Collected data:
--- --- ---
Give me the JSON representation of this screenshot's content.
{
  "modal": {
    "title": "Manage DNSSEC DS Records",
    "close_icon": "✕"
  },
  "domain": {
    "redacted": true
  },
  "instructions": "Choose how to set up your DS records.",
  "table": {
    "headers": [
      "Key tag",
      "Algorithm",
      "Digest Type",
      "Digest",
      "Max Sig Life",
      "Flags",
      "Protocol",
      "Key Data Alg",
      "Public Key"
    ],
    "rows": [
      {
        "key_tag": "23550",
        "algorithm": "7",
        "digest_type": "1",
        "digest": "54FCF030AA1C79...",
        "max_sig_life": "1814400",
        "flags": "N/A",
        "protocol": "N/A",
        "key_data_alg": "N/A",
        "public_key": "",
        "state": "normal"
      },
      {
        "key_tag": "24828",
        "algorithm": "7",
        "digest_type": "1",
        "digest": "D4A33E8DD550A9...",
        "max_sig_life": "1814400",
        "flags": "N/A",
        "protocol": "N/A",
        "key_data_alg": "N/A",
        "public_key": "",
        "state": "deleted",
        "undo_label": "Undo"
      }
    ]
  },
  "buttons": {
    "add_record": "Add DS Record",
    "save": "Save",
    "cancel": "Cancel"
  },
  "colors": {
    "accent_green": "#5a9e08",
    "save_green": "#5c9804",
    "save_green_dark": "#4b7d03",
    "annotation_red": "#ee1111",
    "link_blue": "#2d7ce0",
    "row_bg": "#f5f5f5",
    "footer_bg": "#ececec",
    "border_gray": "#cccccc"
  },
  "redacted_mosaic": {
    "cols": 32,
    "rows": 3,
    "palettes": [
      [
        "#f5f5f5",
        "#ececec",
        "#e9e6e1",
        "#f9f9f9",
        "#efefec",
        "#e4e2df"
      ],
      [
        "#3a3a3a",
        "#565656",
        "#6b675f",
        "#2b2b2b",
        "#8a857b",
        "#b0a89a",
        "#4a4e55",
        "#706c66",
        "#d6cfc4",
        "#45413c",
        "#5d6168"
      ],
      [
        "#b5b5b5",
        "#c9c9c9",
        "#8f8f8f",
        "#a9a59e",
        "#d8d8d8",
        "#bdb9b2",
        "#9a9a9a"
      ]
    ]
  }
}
--- --- ---
EXERCISE AIM: Quote the whole listing above, leaving nothing out.

RESPONSE BELOW:
Give me the JSON representation of this screenshot's content.
{
  "modal": {
    "title": "Manage DNSSEC DS Records",
    "close_icon": "✕"
  },
  "domain": {
    "redacted": true
  },
  "instructions": "Choose how to set up your DS records.",
  "table": {
    "headers": [
      "Key tag",
      "Algorithm",
      "Digest Type",
      "Digest",
      "Max Sig Life",
      "Flags",
      "Protocol",
      "Key Data Alg",
      "Public Key"
    ],
    "rows": [
      {
        "key_tag": "23550",
        "algorithm": "7",
        "digest_type": "1",
        "digest": "54FCF030AA1C79...",
        "max_sig_life": "1814400",
        "flags": "N/A",
        "protocol": "N/A",
        "key_data_alg": "N/A",
        "public_key": "",
        "state": "normal"
      },
      {
        "key_tag": "24828",
        "algorithm": "7",
        "digest_type": "1",
        "digest": "D4A33E8DD550A9...",
        "max_sig_life": "1814400",
        "flags": "N/A",
        "protocol": "N/A",
        "key_data_alg": "N/A",
        "public_key": "",
        "state": "deleted",
        "undo_label": "Undo"
      }
    ]
  },
  "buttons": {
    "add_record": "Add DS Record",
    "save": "Save",
    "cancel": "Cancel"
  },
  "colors": {
    "accent_green": "#5a9e08",
    "save_green": "#5c9804",
    "save_green_dark": "#4b7d03",
    "annotation_red": "#ee1111",
    "link_blue": "#2d7ce0",
    "row_bg": "#f5f5f5",
    "footer_bg": "#ececec",
    "border_gray": "#cccccc"
  },
  "redacted_mosaic": {
    "cols": 32,
    "rows": 3,
    "palettes": [
      [
        "#f5f5f5",
        "#ececec",
        "#e9e6e1",
        "#f9f9f9",
        "#efefec",
        "#e4e2df"
      ],
      [
        "#3a3a3a",
        "#565656",
        "#6b675f",
        "#2b2b2b",
        "#8a857b",
        "#b0a89a",
        "#4a4e55",
        "#706c66",
        "#d6cfc4",
        "#45413c",
        "#5d6168"
      ],
      [
        "#b5b5b5",
        "#c9c9c9",
        "#8f8f8f",
        "#a9a59e",
        "#d8d8d8",
        "#bdb9b2",
        "#9a9a9a"
      ]
    ]
  }
}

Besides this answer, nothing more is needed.